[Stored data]
☆ ☆ ☆

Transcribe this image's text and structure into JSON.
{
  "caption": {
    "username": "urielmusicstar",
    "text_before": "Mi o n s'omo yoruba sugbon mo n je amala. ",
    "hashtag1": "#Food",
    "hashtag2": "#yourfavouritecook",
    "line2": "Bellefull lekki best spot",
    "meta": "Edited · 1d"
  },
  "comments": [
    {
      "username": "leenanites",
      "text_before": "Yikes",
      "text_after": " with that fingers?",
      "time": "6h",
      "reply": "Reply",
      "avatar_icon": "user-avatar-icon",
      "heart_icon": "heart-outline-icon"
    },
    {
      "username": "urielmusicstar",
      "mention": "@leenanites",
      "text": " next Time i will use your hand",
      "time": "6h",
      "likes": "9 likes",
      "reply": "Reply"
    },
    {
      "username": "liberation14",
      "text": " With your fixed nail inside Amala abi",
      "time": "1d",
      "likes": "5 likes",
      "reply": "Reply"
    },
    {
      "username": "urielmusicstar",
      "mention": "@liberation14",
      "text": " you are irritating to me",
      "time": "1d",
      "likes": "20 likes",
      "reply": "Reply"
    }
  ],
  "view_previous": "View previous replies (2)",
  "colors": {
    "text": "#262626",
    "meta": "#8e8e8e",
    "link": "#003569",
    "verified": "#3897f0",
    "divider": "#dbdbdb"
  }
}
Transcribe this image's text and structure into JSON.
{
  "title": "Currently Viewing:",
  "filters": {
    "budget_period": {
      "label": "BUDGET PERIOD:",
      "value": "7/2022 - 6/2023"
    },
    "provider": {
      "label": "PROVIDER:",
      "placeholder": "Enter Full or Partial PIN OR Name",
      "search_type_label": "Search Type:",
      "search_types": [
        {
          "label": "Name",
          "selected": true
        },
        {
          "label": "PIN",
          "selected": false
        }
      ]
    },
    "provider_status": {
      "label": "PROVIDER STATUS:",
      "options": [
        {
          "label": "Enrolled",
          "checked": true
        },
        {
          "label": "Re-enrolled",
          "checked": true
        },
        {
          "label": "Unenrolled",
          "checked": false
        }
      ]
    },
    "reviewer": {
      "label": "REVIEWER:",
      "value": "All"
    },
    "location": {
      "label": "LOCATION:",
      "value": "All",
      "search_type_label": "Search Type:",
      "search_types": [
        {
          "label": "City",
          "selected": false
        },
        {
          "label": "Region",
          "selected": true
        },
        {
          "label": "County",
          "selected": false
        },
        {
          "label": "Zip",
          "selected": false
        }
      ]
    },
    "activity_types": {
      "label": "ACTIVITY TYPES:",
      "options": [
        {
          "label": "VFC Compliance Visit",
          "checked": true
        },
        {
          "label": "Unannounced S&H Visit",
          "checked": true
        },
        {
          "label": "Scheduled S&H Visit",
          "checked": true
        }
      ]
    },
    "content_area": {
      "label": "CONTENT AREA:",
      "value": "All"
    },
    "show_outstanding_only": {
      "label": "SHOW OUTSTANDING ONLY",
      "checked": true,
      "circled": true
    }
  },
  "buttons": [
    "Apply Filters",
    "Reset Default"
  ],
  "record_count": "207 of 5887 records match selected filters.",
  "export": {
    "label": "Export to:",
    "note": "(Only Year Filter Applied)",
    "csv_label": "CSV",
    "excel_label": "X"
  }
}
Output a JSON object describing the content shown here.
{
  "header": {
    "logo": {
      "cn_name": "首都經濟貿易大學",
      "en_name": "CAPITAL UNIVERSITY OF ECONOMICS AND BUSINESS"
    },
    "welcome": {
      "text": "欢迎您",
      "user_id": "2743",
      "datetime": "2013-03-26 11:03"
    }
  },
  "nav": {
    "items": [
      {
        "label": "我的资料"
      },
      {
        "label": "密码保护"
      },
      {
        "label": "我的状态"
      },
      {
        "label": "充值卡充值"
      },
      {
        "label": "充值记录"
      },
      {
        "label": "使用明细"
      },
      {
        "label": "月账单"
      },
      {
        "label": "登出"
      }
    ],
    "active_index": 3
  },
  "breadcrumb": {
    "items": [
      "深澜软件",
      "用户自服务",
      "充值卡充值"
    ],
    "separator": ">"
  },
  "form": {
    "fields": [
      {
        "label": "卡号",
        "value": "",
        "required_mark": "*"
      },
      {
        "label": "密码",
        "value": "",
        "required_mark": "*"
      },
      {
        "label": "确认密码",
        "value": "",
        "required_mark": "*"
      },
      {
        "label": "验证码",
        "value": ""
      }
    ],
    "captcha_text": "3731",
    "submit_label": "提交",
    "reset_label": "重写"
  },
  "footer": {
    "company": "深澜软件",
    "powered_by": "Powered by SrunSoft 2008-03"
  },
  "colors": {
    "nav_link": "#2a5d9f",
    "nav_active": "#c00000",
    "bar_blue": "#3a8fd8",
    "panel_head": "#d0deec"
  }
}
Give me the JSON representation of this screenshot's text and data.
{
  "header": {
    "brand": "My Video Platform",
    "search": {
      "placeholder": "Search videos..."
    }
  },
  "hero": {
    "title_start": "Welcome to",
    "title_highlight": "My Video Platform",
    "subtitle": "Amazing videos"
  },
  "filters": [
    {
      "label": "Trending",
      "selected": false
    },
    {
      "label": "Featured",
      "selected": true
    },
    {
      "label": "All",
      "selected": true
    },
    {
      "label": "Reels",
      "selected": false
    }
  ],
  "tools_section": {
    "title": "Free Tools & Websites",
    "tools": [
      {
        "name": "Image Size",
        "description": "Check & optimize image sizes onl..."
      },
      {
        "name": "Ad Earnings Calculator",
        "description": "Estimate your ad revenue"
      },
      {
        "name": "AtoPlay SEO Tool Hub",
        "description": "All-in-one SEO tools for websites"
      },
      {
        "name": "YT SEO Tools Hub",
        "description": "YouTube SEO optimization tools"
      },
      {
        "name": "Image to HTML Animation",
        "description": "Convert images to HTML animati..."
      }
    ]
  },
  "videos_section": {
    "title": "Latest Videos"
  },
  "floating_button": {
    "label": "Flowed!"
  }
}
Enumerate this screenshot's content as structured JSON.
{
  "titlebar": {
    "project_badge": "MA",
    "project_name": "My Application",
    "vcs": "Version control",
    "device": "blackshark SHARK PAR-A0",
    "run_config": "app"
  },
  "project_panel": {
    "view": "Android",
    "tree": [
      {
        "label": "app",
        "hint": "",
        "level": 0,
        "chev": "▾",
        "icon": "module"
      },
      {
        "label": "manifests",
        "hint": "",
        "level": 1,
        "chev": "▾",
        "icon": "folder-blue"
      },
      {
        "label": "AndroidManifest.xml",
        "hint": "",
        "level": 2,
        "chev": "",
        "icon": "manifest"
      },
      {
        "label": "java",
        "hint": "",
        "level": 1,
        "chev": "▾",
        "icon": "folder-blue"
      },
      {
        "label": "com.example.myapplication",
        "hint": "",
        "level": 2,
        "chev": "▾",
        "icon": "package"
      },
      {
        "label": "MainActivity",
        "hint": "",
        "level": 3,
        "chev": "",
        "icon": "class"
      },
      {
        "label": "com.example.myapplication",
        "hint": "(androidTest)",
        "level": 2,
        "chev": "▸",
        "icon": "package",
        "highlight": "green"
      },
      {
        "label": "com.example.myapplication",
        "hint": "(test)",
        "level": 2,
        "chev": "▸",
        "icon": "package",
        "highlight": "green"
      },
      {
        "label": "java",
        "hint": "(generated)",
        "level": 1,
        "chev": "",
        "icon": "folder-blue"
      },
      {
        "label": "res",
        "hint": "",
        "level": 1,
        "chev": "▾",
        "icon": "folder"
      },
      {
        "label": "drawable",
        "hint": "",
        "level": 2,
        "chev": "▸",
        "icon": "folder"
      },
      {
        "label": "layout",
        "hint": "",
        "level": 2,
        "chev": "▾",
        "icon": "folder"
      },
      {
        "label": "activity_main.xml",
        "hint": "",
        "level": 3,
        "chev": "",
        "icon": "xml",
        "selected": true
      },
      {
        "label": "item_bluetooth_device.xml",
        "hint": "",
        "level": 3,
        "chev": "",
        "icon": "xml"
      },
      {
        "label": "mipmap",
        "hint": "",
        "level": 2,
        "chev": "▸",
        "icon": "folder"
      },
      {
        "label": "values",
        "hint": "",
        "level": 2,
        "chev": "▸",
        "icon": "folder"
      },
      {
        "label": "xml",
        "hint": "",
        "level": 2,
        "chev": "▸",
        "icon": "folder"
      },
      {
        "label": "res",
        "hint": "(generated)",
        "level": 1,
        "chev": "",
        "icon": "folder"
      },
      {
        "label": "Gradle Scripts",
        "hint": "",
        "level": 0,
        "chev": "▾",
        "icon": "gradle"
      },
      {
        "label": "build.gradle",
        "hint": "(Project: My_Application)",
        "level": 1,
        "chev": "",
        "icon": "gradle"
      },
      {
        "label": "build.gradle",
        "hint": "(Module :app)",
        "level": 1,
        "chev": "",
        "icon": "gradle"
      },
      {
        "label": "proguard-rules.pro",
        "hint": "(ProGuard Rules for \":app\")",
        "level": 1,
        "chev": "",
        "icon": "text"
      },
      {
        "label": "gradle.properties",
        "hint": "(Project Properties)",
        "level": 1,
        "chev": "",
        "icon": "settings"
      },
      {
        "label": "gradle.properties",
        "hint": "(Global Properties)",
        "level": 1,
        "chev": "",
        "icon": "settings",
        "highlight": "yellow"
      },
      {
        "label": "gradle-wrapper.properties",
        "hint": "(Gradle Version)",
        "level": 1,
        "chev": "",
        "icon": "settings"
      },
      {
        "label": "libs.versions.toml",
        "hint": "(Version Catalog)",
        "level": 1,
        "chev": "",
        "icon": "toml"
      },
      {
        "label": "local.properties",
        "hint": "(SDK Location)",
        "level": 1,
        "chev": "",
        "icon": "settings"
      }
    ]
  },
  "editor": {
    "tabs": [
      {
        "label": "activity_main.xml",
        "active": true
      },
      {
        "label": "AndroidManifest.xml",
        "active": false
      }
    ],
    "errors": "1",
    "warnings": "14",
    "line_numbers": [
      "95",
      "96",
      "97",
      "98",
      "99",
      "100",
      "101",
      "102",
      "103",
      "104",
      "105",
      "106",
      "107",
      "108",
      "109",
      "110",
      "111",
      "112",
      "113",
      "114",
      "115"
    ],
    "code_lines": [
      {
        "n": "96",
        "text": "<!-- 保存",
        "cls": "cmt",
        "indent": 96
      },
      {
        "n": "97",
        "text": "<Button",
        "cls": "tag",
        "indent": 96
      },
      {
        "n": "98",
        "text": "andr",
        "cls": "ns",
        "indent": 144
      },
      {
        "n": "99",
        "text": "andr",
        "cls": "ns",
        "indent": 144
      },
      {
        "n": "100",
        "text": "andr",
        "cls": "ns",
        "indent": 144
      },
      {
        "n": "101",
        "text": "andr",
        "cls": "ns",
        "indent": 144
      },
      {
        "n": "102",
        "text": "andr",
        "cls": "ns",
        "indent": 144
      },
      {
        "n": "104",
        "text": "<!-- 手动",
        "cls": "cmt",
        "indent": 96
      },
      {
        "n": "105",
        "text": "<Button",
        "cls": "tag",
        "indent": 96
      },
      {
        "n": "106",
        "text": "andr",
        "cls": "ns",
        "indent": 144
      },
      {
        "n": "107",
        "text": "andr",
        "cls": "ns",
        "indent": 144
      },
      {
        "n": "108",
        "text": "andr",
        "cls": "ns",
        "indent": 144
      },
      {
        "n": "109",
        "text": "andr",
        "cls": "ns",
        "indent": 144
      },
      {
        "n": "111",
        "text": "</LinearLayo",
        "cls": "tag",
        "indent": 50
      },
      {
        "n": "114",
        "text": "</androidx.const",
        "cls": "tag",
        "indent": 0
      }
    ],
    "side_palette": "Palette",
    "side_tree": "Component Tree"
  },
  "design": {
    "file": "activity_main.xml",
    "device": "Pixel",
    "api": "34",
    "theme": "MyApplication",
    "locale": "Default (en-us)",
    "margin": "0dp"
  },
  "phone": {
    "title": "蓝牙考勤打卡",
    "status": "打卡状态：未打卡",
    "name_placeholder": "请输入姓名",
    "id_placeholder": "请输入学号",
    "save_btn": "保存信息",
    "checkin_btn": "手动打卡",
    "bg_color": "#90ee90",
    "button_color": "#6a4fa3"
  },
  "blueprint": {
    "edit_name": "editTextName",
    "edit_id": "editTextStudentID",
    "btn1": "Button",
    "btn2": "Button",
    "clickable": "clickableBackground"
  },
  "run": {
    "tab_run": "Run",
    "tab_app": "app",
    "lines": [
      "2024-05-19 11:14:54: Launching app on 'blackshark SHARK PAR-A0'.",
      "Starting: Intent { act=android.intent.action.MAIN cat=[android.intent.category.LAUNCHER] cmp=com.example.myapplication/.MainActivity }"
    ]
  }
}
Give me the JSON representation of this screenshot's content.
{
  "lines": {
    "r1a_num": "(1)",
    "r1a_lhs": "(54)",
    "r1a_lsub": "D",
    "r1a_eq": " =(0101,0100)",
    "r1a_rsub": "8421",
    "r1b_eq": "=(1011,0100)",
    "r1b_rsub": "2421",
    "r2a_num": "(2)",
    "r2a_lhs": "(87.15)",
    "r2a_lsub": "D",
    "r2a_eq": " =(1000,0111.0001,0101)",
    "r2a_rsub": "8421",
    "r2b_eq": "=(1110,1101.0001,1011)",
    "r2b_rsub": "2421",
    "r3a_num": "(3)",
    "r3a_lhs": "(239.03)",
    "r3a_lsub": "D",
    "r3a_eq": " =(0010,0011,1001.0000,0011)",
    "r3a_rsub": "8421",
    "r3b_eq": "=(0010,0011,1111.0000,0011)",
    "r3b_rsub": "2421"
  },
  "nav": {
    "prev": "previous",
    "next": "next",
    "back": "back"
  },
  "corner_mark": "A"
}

☆ ☆ ☆

- [Instruction]
Pick out the lines that contain "SHARK" and copy them.

- [Full output]
    "device": "blackshark SHARK PAR-A0",
      "2024-05-19 11:14:54: Launching app on 'blackshark SHARK PAR-A0'.",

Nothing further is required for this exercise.